## 练习详情
请从记录开头起，逐行照抄到含有“x-tick-label: 20 — [615, 664, 657, 706]”的那一行为止，该行也要抄上。

## 数据摘录

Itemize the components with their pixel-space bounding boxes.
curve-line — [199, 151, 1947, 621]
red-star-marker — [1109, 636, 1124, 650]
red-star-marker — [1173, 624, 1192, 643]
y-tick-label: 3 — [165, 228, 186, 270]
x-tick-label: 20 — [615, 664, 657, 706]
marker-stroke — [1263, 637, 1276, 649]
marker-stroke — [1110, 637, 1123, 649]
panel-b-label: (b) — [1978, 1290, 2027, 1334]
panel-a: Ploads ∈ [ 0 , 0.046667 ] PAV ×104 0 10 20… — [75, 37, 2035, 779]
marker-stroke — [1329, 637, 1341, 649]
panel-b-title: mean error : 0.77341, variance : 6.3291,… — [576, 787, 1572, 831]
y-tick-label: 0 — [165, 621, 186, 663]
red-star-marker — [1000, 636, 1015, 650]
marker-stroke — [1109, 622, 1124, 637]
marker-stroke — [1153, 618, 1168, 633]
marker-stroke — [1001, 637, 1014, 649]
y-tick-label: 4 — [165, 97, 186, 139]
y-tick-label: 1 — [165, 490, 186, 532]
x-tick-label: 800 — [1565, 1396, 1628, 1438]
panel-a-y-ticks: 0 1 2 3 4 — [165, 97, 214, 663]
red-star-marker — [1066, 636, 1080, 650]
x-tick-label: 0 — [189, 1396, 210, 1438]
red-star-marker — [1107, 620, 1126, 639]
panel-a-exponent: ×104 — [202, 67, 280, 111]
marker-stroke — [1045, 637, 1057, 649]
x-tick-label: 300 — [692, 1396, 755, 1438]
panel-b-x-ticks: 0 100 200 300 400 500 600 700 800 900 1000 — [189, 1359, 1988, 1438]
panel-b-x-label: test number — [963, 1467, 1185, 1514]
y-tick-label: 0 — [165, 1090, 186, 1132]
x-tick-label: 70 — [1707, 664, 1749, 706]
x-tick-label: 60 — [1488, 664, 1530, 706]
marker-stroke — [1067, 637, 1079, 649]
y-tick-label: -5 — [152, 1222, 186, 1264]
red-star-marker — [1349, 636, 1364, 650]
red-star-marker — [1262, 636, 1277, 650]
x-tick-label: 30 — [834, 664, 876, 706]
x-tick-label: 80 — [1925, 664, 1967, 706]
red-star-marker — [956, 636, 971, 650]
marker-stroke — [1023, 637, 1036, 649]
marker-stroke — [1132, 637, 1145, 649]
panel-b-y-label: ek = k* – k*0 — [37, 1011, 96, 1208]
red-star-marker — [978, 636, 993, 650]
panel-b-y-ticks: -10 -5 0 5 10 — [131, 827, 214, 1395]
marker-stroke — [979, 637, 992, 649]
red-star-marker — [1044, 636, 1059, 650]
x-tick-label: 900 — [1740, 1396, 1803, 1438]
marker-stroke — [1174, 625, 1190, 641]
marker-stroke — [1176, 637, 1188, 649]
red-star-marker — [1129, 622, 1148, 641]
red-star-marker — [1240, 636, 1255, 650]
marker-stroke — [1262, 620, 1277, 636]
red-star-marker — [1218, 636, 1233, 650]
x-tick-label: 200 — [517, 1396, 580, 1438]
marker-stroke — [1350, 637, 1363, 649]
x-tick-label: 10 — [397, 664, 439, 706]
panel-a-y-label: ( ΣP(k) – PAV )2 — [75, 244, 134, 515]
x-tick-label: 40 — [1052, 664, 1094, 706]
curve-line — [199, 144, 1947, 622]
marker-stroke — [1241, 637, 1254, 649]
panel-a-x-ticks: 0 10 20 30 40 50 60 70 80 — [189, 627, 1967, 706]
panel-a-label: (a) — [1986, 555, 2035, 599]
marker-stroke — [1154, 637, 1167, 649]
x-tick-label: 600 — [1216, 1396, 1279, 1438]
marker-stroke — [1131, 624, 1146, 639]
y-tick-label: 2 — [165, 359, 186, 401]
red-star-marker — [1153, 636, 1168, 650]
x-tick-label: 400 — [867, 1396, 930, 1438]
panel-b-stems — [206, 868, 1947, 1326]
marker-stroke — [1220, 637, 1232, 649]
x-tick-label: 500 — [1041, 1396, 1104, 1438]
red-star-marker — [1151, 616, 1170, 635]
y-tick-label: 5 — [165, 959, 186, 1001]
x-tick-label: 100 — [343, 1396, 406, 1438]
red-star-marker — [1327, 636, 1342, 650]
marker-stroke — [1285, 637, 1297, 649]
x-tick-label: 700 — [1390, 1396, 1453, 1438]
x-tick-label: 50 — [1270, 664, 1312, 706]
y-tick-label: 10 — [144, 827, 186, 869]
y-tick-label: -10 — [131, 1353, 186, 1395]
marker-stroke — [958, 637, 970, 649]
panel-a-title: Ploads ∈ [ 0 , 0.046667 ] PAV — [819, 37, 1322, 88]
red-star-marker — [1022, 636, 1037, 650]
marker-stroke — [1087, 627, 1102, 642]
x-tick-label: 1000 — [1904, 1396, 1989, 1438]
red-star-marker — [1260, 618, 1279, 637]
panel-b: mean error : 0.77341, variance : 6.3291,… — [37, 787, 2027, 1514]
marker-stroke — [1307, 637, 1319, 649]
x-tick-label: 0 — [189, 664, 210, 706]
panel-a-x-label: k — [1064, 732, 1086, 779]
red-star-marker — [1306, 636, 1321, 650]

## 练习结果
Itemize the components with their pixel-space bounding boxes.
curve-line — [199, 151, 1947, 621]
red-star-marker — [1109, 636, 1124, 650]
red-star-marker — [1173, 624, 1192, 643]
y-tick-label: 3 — [165, 228, 186, 270]
x-tick-label: 20 — [615, 664, 657, 706]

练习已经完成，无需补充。